■ **Required work**: Restate the entries below verbatim.

==== Data shown

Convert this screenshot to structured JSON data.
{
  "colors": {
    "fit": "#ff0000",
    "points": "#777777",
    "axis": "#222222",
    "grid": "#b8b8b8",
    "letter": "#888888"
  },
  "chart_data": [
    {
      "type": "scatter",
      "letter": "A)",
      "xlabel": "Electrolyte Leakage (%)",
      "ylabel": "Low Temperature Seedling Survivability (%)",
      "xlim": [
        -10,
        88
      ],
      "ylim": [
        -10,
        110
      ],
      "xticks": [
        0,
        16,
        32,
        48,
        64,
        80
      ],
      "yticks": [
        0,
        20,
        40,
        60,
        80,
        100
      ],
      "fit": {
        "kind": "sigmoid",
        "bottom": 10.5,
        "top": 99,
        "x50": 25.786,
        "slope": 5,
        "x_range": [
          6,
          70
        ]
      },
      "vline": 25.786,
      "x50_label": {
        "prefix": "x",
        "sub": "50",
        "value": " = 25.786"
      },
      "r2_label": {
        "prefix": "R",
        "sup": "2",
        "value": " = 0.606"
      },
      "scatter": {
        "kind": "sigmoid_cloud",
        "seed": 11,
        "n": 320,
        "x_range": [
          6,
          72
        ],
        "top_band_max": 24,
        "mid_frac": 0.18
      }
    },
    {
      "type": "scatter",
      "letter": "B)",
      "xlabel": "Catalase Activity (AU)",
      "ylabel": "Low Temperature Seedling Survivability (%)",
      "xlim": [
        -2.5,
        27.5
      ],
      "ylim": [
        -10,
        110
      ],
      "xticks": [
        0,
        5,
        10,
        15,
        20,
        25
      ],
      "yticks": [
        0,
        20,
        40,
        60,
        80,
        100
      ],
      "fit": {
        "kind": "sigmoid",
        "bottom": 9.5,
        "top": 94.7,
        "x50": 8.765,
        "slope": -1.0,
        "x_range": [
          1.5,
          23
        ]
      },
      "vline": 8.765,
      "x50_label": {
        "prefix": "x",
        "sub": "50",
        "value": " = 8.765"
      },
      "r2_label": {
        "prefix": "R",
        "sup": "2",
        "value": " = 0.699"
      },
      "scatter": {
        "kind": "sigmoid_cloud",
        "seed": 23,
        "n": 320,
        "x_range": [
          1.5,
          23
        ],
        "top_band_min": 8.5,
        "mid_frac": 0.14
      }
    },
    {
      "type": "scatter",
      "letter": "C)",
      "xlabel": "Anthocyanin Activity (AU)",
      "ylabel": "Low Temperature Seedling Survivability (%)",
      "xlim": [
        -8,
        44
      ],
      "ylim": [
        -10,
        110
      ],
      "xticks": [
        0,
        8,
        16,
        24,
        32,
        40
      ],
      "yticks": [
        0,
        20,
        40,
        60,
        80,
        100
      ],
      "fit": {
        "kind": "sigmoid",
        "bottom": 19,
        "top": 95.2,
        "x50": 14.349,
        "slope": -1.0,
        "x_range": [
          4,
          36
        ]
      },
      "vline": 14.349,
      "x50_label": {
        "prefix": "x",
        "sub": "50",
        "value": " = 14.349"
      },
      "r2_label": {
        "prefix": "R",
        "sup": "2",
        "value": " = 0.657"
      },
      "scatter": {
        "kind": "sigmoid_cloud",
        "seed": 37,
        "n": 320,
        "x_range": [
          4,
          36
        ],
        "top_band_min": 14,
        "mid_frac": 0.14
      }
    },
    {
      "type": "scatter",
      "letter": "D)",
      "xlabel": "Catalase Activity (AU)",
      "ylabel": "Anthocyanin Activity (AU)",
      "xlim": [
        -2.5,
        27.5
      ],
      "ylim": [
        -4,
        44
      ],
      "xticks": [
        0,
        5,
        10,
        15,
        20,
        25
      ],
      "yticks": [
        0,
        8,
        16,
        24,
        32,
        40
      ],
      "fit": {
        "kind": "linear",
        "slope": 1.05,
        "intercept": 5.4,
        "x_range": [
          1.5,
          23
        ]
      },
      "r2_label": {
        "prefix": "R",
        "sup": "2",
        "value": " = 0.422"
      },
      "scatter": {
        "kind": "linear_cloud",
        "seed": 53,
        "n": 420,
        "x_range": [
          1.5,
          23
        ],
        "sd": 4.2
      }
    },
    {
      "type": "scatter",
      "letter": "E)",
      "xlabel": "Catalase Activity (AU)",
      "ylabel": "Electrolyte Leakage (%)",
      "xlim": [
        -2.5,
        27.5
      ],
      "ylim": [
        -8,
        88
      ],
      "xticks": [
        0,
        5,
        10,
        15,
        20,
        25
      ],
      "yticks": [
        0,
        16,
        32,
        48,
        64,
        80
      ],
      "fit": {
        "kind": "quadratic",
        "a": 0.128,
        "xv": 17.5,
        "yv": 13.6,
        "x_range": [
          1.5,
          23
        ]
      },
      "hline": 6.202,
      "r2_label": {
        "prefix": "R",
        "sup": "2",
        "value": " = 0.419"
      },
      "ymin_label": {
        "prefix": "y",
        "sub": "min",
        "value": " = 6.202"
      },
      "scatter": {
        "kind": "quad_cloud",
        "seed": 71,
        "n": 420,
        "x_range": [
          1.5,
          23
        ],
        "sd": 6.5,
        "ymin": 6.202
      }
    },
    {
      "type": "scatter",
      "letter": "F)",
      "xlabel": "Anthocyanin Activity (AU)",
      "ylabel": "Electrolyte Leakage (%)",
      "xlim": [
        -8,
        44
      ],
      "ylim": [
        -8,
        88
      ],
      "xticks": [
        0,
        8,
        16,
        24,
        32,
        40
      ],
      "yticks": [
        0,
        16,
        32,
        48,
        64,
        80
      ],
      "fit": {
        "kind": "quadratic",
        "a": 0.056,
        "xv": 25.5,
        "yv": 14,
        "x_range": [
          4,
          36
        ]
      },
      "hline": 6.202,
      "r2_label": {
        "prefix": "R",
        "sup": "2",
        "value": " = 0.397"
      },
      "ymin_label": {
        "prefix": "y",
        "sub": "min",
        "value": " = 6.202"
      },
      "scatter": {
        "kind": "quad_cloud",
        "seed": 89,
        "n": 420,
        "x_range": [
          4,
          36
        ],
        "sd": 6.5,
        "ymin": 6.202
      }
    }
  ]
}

========

■ **Written solution**:
Convert this screenshot to structured JSON data.
{
  "colors": {
    "fit": "#ff0000",
    "points": "#777777",
    "axis": "#222222",
    "grid": "#b8b8b8",
    "letter": "#888888"
  },
  "chart_data": [
    {
      "type": "scatter",
      "letter": "A)",
      "xlabel": "Electrolyte Leakage (%)",
      "ylabel": "Low Temperature Seedling Survivability (%)",
      "xlim": [
        -10,
        88
      ],
      "ylim": [
        -10,
        110
      ],
      "xticks": [
        0,
        16,
        32,
        48,
        64,
        80
      ],
      "yticks": [
        0,
        20,
        40,
        60,
        80,
        100
      ],
      "fit": {
        "kind": "sigmoid",
        "bottom": 10.5,
        "top": 99,
        "x50": 25.786,
        "slope": 5,
        "x_range": [
          6,
          70
        ]
      },
      "vline": 25.786,
      "x50_label": {
        "prefix": "x",
        "sub": "50",
        "value": " = 25.786"
      },
      "r2_label": {
        "prefix": "R",
        "sup": "2",
        "value": " = 0.606"
      },
      "scatter": {
        "kind": "sigmoid_cloud",
        "seed": 11,
        "n": 320,
        "x_range": [
          6,
          72
        ],
        "top_band_max": 24,
        "mid_frac": 0.18
      }
    },
    {
      "type": "scatter",
      "letter": "B)",
      "xlabel": "Catalase Activity (AU)",
      "ylabel": "Low Temperature Seedling Survivability (%)",
      "xlim": [
        -2.5,
        27.5
      ],
      "ylim": [
        -10,
        110
      ],
      "xticks": [
        0,
        5,
        10,
        15,
        20,
        25
      ],
      "yticks": [
        0,
        20,
        40,
        60,
        80,
        100
      ],
      "fit": {
        "kind": "sigmoid",
        "bottom": 9.5,
        "top": 94.7,
        "x50": 8.765,
        "slope": -1.0,
        "x_range": [
          1.5,
          23
        ]
      },
      "vline": 8.765,
      "x50_label": {
        "prefix": "x",
        "sub": "50",
        "value": " = 8.765"
      },
      "r2_label": {
        "prefix": "R",
        "sup": "2",
        "value": " = 0.699"
      },
      "scatter": {
        "kind": "sigmoid_cloud",
        "seed": 23,
        "n": 320,
        "x_range": [
          1.5,
          23
        ],
        "top_band_min": 8.5,
        "mid_frac": 0.14
      }
    },
    {
      "type": "scatter",
      "letter": "C)",
      "xlabel": "Anthocyanin Activity (AU)",
      "ylabel": "Low Temperature Seedling Survivability (%)",
      "xlim": [
        -8,
        44
      ],
      "ylim": [
        -10,
        110
      ],
      "xticks": [
        0,
        8,
        16,
        24,
        32,
        40
      ],
      "yticks": [
        0,
        20,
        40,
        60,
        80,
        100
      ],
      "fit": {
        "kind": "sigmoid",
        "bottom": 19,
        "top": 95.2,
        "x50": 14.349,
        "slope": -1.0,
        "x_range": [
          4,
          36
        ]
      },
      "vline": 14.349,
      "x50_label": {
        "prefix": "x",
        "sub": "50",
        "value": " = 14.349"
      },
      "r2_label": {
        "prefix": "R",
        "sup": "2",
        "value": " = 0.657"
      },
      "scatter": {
        "kind": "sigmoid_cloud",
        "seed": 37,
        "n": 320,
        "x_range": [
          4,
          36
        ],
        "top_band_min": 14,
        "mid_frac": 0.14
      }
    },
    {
      "type": "scatter",
      "letter": "D)",
      "xlabel": "Catalase Activity (AU)",
      "ylabel": "Anthocyanin Activity (AU)",
      "xlim": [
        -2.5,
        27.5
      ],
      "ylim": [
        -4,
        44
      ],
      "xticks": [
        0,
        5,
        10,
        15,
        20,
        25
      ],
      "yticks": [
        0,
        8,
        16,
        24,
        32,
        40
      ],
      "fit": {
        "kind": "linear",
        "slope": 1.05,
        "intercept": 5.4,
        "x_range": [
          1.5,
          23
        ]
      },
      "r2_label": {
        "prefix": "R",
        "sup": "2",
        "value": " = 0.422"
      },
      "scatter": {
        "kind": "linear_cloud",
        "seed": 53,
        "n": 420,
        "x_range": [
          1.5,
          23
        ],
        "sd": 4.2
      }
    },
    {
      "type": "scatter",
      "letter": "E)",
      "xlabel": "Catalase Activity (AU)",
      "ylabel": "Electrolyte Leakage (%)",
      "xlim": [
        -2.5,
        27.5
      ],
      "ylim": [
        -8,
        88
      ],
      "xticks": [
        0,
        5,
        10,
        15,
        20,
        25
      ],
      "yticks": [
        0,
        16,
        32,
        48,
        64,
        80
      ],
      "fit": {
        "kind": "quadratic",
        "a": 0.128,
        "xv": 17.5,
        "yv": 13.6,
        "x_range": [
          1.5,
          23
        ]
      },
      "hline": 6.202,
      "r2_label": {
        "prefix": "R",
        "sup": "2",
        "value": " = 0.419"
      },
      "ymin_label": {
        "prefix": "y",
        "sub": "min",
        "value": " = 6.202"
      },
      "scatter": {
        "kind": "quad_cloud",
        "seed": 71,
        "n": 420,
        "x_range": [
          1.5,
          23
        ],
        "sd": 6.5,
        "ymin": 6.202
      }
    },
    {
      "type": "scatter",
      "letter": "F)",
      "xlabel": "Anthocyanin Activity (AU)",
      "ylabel": "Electrolyte Leakage (%)",
      "xlim": [
        -8,
        44
      ],
      "ylim": [
        -8,
        88
      ],
      "xticks": [
        0,
        8,
        16,
        24,
        32,
        40
      ],
      "yticks": [
        0,
        16,
        32,
        48,
        64,
        80
      ],
      "fit": {
        "kind": "quadratic",
        "a": 0.056,
        "xv": 25.5,
        "yv": 14,
        "x_range": [
          4,
          36
        ]
      },
      "hline": 6.202,
      "r2_label": {
        "prefix": "R",
        "sup": "2",
        "value": " = 0.397"
      },
      "ymin_label": {
        "prefix": "y",
        "sub": "min",
        "value": " = 6.202"
      },
      "scatter": {
        "kind": "quad_cloud",
        "seed": 89,
        "n": 420,
        "x_range": [
          4,
          36
        ],
        "sd": 6.5,
        "ymin": 6.202
      }
    }
  ]
}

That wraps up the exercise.